Exercise brief: Make an exact copy of the entries below with the pictures removed.

Data entries
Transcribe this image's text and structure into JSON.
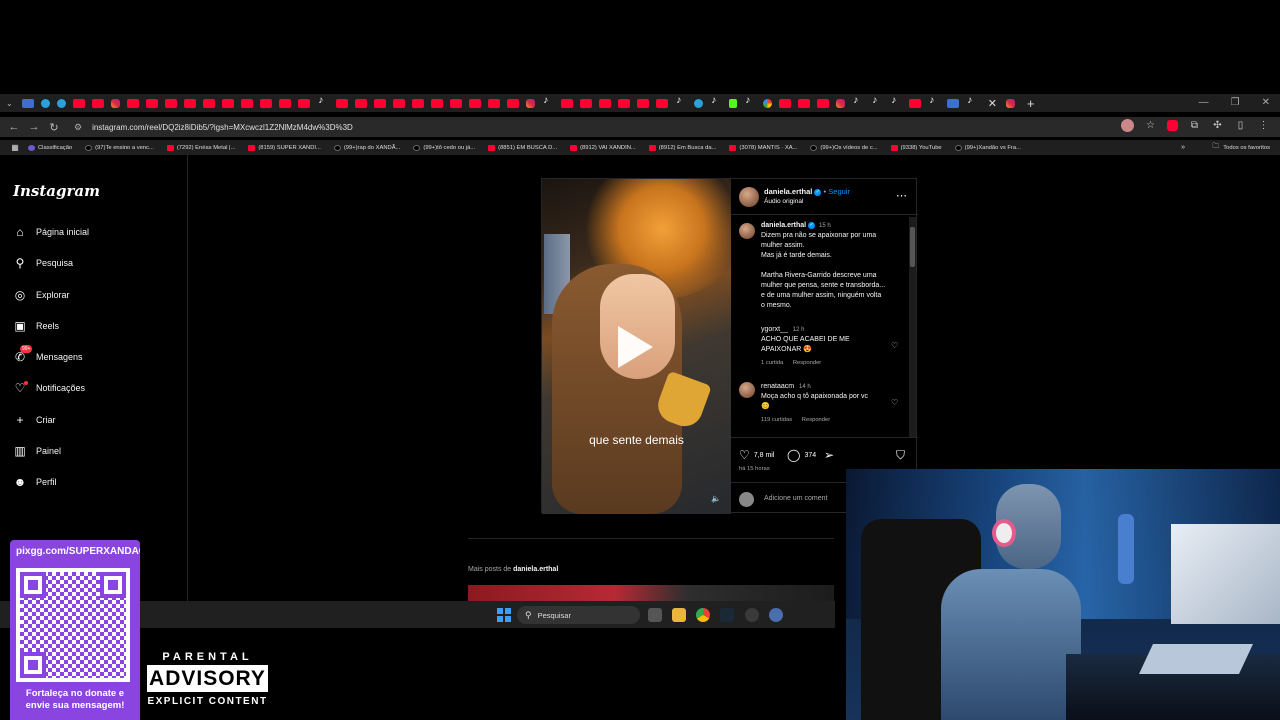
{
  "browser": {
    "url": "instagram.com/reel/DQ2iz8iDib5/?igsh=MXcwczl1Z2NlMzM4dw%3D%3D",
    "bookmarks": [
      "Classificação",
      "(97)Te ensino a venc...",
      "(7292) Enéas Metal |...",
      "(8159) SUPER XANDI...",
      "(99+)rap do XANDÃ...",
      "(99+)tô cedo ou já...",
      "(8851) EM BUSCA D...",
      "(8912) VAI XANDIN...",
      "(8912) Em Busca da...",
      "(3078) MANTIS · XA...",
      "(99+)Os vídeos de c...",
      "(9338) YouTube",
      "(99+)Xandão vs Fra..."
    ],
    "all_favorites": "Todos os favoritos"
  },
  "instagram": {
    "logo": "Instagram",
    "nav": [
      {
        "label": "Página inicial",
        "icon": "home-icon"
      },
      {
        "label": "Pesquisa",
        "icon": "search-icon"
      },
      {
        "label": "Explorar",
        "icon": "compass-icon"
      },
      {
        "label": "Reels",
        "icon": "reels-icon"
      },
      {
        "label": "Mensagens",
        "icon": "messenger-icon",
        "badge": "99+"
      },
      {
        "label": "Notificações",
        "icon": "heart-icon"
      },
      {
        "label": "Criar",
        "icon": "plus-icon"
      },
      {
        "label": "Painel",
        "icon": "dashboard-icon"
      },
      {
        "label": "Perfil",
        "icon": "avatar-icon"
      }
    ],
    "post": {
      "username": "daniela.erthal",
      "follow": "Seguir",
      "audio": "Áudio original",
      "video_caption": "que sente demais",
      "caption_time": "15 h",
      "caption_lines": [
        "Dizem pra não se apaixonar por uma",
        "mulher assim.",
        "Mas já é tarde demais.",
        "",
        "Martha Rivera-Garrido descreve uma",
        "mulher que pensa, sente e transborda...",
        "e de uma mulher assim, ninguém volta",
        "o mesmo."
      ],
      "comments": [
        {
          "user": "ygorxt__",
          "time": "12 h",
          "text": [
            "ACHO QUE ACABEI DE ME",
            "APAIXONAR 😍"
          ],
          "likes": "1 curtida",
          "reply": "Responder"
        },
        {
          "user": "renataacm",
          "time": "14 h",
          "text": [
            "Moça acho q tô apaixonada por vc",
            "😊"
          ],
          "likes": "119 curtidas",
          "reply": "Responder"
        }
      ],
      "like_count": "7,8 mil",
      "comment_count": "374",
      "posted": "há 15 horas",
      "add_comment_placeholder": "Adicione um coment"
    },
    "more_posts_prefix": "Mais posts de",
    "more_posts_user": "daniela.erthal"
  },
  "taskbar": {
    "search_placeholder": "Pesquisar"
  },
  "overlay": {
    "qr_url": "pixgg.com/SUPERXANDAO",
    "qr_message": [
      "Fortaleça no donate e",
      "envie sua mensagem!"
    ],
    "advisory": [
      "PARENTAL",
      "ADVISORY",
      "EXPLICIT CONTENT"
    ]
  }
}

Answer:
Transcribe this image's text and structure into JSON.
{
  "browser": {
    "url": "instagram.com/reel/DQ2iz8iDib5/?igsh=MXcwczl1Z2NlMzM4dw%3D%3D",
    "bookmarks": [
      "Classificação",
      "(97)Te ensino a venc...",
      "(7292) Enéas Metal |...",
      "(8159) SUPER XANDI...",
      "(99+)rap do XANDÃ...",
      "(99+)tô cedo ou já...",
      "(8851) EM BUSCA D...",
      "(8912) VAI XANDIN...",
      "(8912) Em Busca da...",
      "(3078) MANTIS · XA...",
      "(99+)Os vídeos de c...",
      "(9338) YouTube",
      "(99+)Xandão vs Fra..."
    ],
    "all_favorites": "Todos os favoritos"
  },
  "instagram": {
    "logo": "Instagram",
    "nav": [
      {
        "label": "Página inicial",
        "icon": "home-icon"
      },
      {
        "label": "Pesquisa",
        "icon": "search-icon"
      },
      {
        "label": "Explorar",
        "icon": "compass-icon"
      },
      {
        "label": "Reels",
        "icon": "reels-icon"
      },
      {
        "label": "Mensagens",
        "icon": "messenger-icon",
        "badge": "99+"
      },
      {
        "label": "Notificações",
        "icon": "heart-icon"
      },
      {
        "label": "Criar",
        "icon": "plus-icon"
      },
      {
        "label": "Painel",
        "icon": "dashboard-icon"
      },
      {
        "label": "Perfil",
        "icon": "avatar-icon"
      }
    ],
    "post": {
      "username": "daniela.erthal",
      "follow": "Seguir",
      "audio": "Áudio original",
      "video_caption": "que sente demais",
      "caption_time": "15 h",
      "caption_lines": [
        "Dizem pra não se apaixonar por uma",
        "mulher assim.",
        "Mas já é tarde demais.",
        "",
        "Martha Rivera-Garrido descreve uma",
        "mulher que pensa, sente e transborda...",
        "e de uma mulher assim, ninguém volta",
        "o mesmo."
      ],
      "comments": [
        {
          "user": "ygorxt__",
          "time": "12 h",
          "text": [
            "ACHO QUE ACABEI DE ME",
            "APAIXONAR 😍"
          ],
          "likes": "1 curtida",
          "reply": "Responder"
        },
        {
          "user": "renataacm",
          "time": "14 h",
          "text": [
            "Moça acho q tô apaixonada por vc",
            "😊"
          ],
          "likes": "119 curtidas",
          "reply": "Responder"
        }
      ],
      "like_count": "7,8 mil",
      "comment_count": "374",
      "posted": "há 15 horas",
      "add_comment_placeholder": "Adicione um coment"
    },
    "more_posts_prefix": "Mais posts de",
    "more_posts_user": "daniela.erthal"
  },
  "taskbar": {
    "search_placeholder": "Pesquisar"
  },
  "overlay": {
    "qr_url": "pixgg.com/SUPERXANDAO",
    "qr_message": [
      "Fortaleça no donate e",
      "envie sua mensagem!"
    ],
    "advisory": [
      "PARENTAL",
      "ADVISORY",
      "EXPLICIT CONTENT"
    ]
  }
}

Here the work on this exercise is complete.